▶ ENTRIES PROVIDED:
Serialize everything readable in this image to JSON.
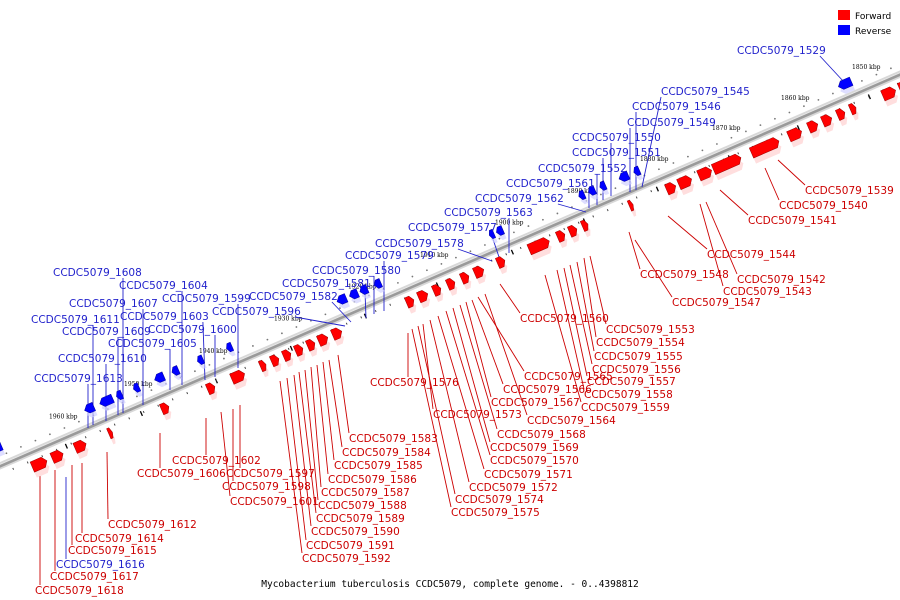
{
  "colors": {
    "forward": "#ff0000",
    "reverse": "#0000ff",
    "axis": "#999999",
    "forward_label": "#cc0000",
    "reverse_label": "#2222cc"
  },
  "legend": {
    "forward_label": "Forward",
    "reverse_label": "Reverse"
  },
  "caption": "Mycobacterium tuberculosis CCDC5079, complete genome. - 0..4398812",
  "axis_ticks": [
    {
      "kbp": 1850,
      "label": "1850 kbp"
    },
    {
      "kbp": 1860,
      "label": "1860 kbp"
    },
    {
      "kbp": 1870,
      "label": "1870 kbp"
    },
    {
      "kbp": 1880,
      "label": "1880 kbp"
    },
    {
      "kbp": 1890,
      "label": "1890 kbp"
    },
    {
      "kbp": 1900,
      "label": "1900 kbp"
    },
    {
      "kbp": 1910,
      "label": "1910 kbp"
    },
    {
      "kbp": 1920,
      "label": "1920 kbp"
    },
    {
      "kbp": 1930,
      "label": "1930 kbp"
    },
    {
      "kbp": 1940,
      "label": "1940 kbp"
    },
    {
      "kbp": 1950,
      "label": "1950 kbp"
    },
    {
      "kbp": 1960,
      "label": "1960 kbp"
    }
  ],
  "reverse_genes": [
    "CCDC5079_1529",
    "CCDC5079_1545",
    "CCDC5079_1546",
    "CCDC5079_1549",
    "CCDC5079_1550",
    "CCDC5079_1551",
    "CCDC5079_1552",
    "CCDC5079_1561",
    "CCDC5079_1562",
    "CCDC5079_1563",
    "CCDC5079_1577",
    "CCDC5079_1578",
    "CCDC5079_1579",
    "CCDC5079_1580",
    "CCDC5079_1581",
    "CCDC5079_1582",
    "CCDC5079_1596",
    "CCDC5079_1599",
    "CCDC5079_1600",
    "CCDC5079_1603",
    "CCDC5079_1604",
    "CCDC5079_1605",
    "CCDC5079_1607",
    "CCDC5079_1608",
    "CCDC5079_1609",
    "CCDC5079_1610",
    "CCDC5079_1611",
    "CCDC5079_1613",
    "CCDC5079_1616"
  ],
  "forward_genes": [
    "CCDC5079_1539",
    "CCDC5079_1540",
    "CCDC5079_1541",
    "CCDC5079_1542",
    "CCDC5079_1543",
    "CCDC5079_1544",
    "CCDC5079_1547",
    "CCDC5079_1548",
    "CCDC5079_1553",
    "CCDC5079_1554",
    "CCDC5079_1555",
    "CCDC5079_1556",
    "CCDC5079_1557",
    "CCDC5079_1558",
    "CCDC5079_1559",
    "CCDC5079_1560",
    "CCDC5079_1564",
    "CCDC5079_1565",
    "CCDC5079_1566",
    "CCDC5079_1567",
    "CCDC5079_1568",
    "CCDC5079_1569",
    "CCDC5079_1570",
    "CCDC5079_1571",
    "CCDC5079_1572",
    "CCDC5079_1573",
    "CCDC5079_1574",
    "CCDC5079_1575",
    "CCDC5079_1576",
    "CCDC5079_1583",
    "CCDC5079_1584",
    "CCDC5079_1585",
    "CCDC5079_1586",
    "CCDC5079_1587",
    "CCDC5079_1588",
    "CCDC5079_1589",
    "CCDC5079_1590",
    "CCDC5079_1591",
    "CCDC5079_1592",
    "CCDC5079_1597",
    "CCDC5079_1598",
    "CCDC5079_1601",
    "CCDC5079_1602",
    "CCDC5079_1606",
    "CCDC5079_1612",
    "CCDC5079_1614",
    "CCDC5079_1615",
    "CCDC5079_1617",
    "CCDC5079_1618"
  ]
}
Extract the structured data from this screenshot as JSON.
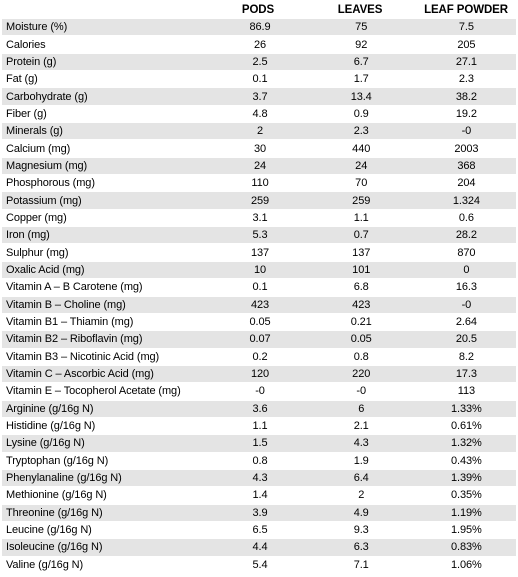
{
  "headers": [
    "",
    "PODS",
    "LEAVES",
    "LEAF POWDER"
  ],
  "rows": [
    [
      "Moisture (%)",
      "86.9",
      "75",
      "7.5"
    ],
    [
      "Calories",
      "26",
      "92",
      "205"
    ],
    [
      "Protein (g)",
      "2.5",
      "6.7",
      "27.1"
    ],
    [
      "Fat (g)",
      "0.1",
      "1.7",
      "2.3"
    ],
    [
      "Carbohydrate (g)",
      "3.7",
      "13.4",
      "38.2"
    ],
    [
      "Fiber (g)",
      "4.8",
      "0.9",
      "19.2"
    ],
    [
      "Minerals (g)",
      "2",
      "2.3",
      "-0"
    ],
    [
      "Calcium (mg)",
      "30",
      "440",
      "2003"
    ],
    [
      "Magnesium (mg)",
      "24",
      "24",
      "368"
    ],
    [
      "Phosphorous (mg)",
      "110",
      "70",
      "204"
    ],
    [
      "Potassium (mg)",
      "259",
      "259",
      "1.324"
    ],
    [
      "Copper (mg)",
      "3.1",
      "1.1",
      "0.6"
    ],
    [
      "Iron (mg)",
      "5.3",
      "0.7",
      "28.2"
    ],
    [
      "Sulphur  (mg)",
      "137",
      "137",
      "870"
    ],
    [
      "Oxalic Acid (mg)",
      "10",
      "101",
      "0"
    ],
    [
      "Vitamin A – B Carotene (mg)",
      "0.1",
      "6.8",
      "16.3"
    ],
    [
      "Vitamin B – Choline (mg)",
      "423",
      "423",
      "-0"
    ],
    [
      "Vitamin B1 – Thiamin (mg)",
      "0.05",
      "0.21",
      "2.64"
    ],
    [
      "Vitamin B2 – Riboflavin (mg)",
      "0.07",
      "0.05",
      "20.5"
    ],
    [
      "Vitamin B3 – Nicotinic Acid (mg)",
      "0.2",
      "0.8",
      "8.2"
    ],
    [
      "Vitamin C – Ascorbic Acid (mg)",
      "120",
      "220",
      "17.3"
    ],
    [
      "Vitamin E – Tocopherol Acetate (mg)",
      "-0",
      "-0",
      "113"
    ],
    [
      "Arginine (g/16g N)",
      "3.6",
      "6",
      "1.33%"
    ],
    [
      "Histidine (g/16g N)",
      "1.1",
      "2.1",
      "0.61%"
    ],
    [
      "Lysine (g/16g N)",
      "1.5",
      "4.3",
      "1.32%"
    ],
    [
      "Tryptophan (g/16g N)",
      "0.8",
      "1.9",
      "0.43%"
    ],
    [
      "Phenylanaline (g/16g N)",
      "4.3",
      "6.4",
      "1.39%"
    ],
    [
      "Methionine (g/16g N)",
      "1.4",
      "2",
      "0.35%"
    ],
    [
      "Threonine (g/16g N)",
      "3.9",
      "4.9",
      "1.19%"
    ],
    [
      "Leucine (g/16g N)",
      "6.5",
      "9.3",
      "1.95%"
    ],
    [
      "Isoleucine (g/16g N)",
      "4.4",
      "6.3",
      "0.83%"
    ],
    [
      "Valine (g/16g N)",
      "5.4",
      "7.1",
      "1.06%"
    ]
  ]
}
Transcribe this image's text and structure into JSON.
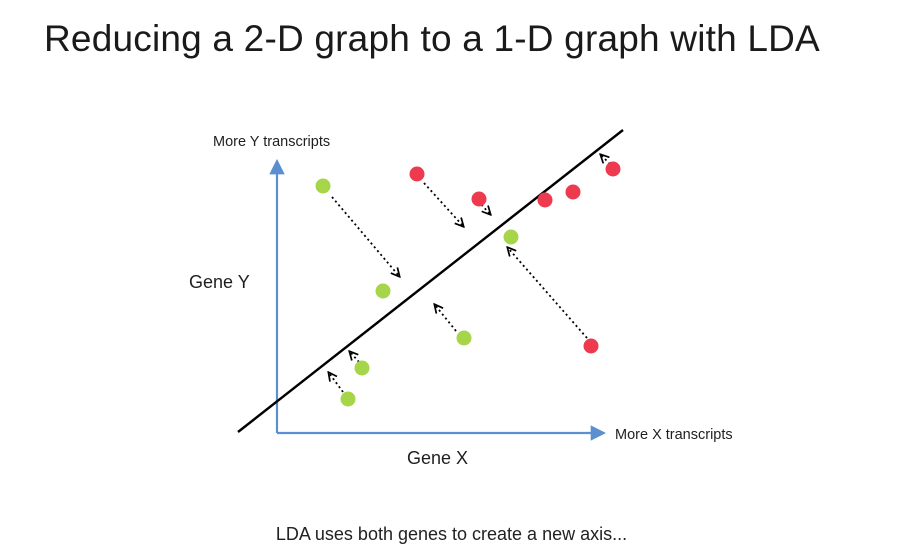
{
  "title": "Reducing a 2-D graph to a 1-D graph with LDA",
  "caption": "LDA uses both genes to create a new axis...",
  "axes": {
    "y_top_label": "More Y transcripts",
    "x_right_label": "More X transcripts",
    "y_name": "Gene Y",
    "x_name": "Gene X"
  },
  "colors": {
    "axis": "#5b8fd0",
    "green": "#a6d54a",
    "red": "#ee3a4f",
    "line": "#000000"
  },
  "points": [
    {
      "group": "green",
      "projected": "down"
    },
    {
      "group": "green",
      "projected": "on-line"
    },
    {
      "group": "green",
      "projected": "up"
    },
    {
      "group": "green",
      "projected": "up"
    },
    {
      "group": "green",
      "projected": "on-line"
    },
    {
      "group": "green",
      "projected": "up"
    },
    {
      "group": "red",
      "projected": "down"
    },
    {
      "group": "red",
      "projected": "down"
    },
    {
      "group": "red",
      "projected": "on-line"
    },
    {
      "group": "red",
      "projected": "on-line"
    },
    {
      "group": "red",
      "projected": "up"
    },
    {
      "group": "red",
      "projected": "up"
    }
  ]
}
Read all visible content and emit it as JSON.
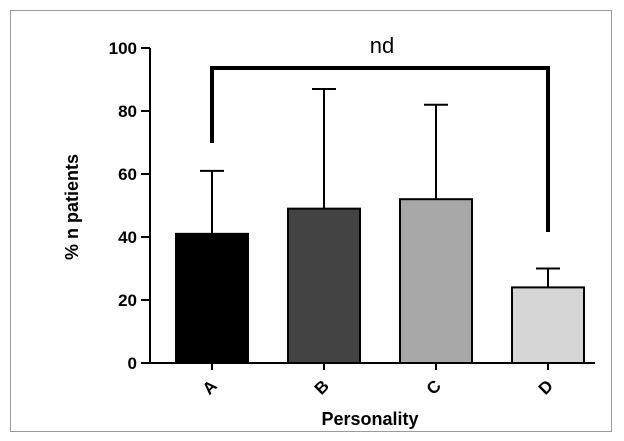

▶ WHAT TO WORK ON: Of all the lines in the data above, show only those that hold the word "transcripts".

▶ COMPLETED TASK:
    "y_top_label": "More Y transcripts",
    "x_right_label": "More X transcripts",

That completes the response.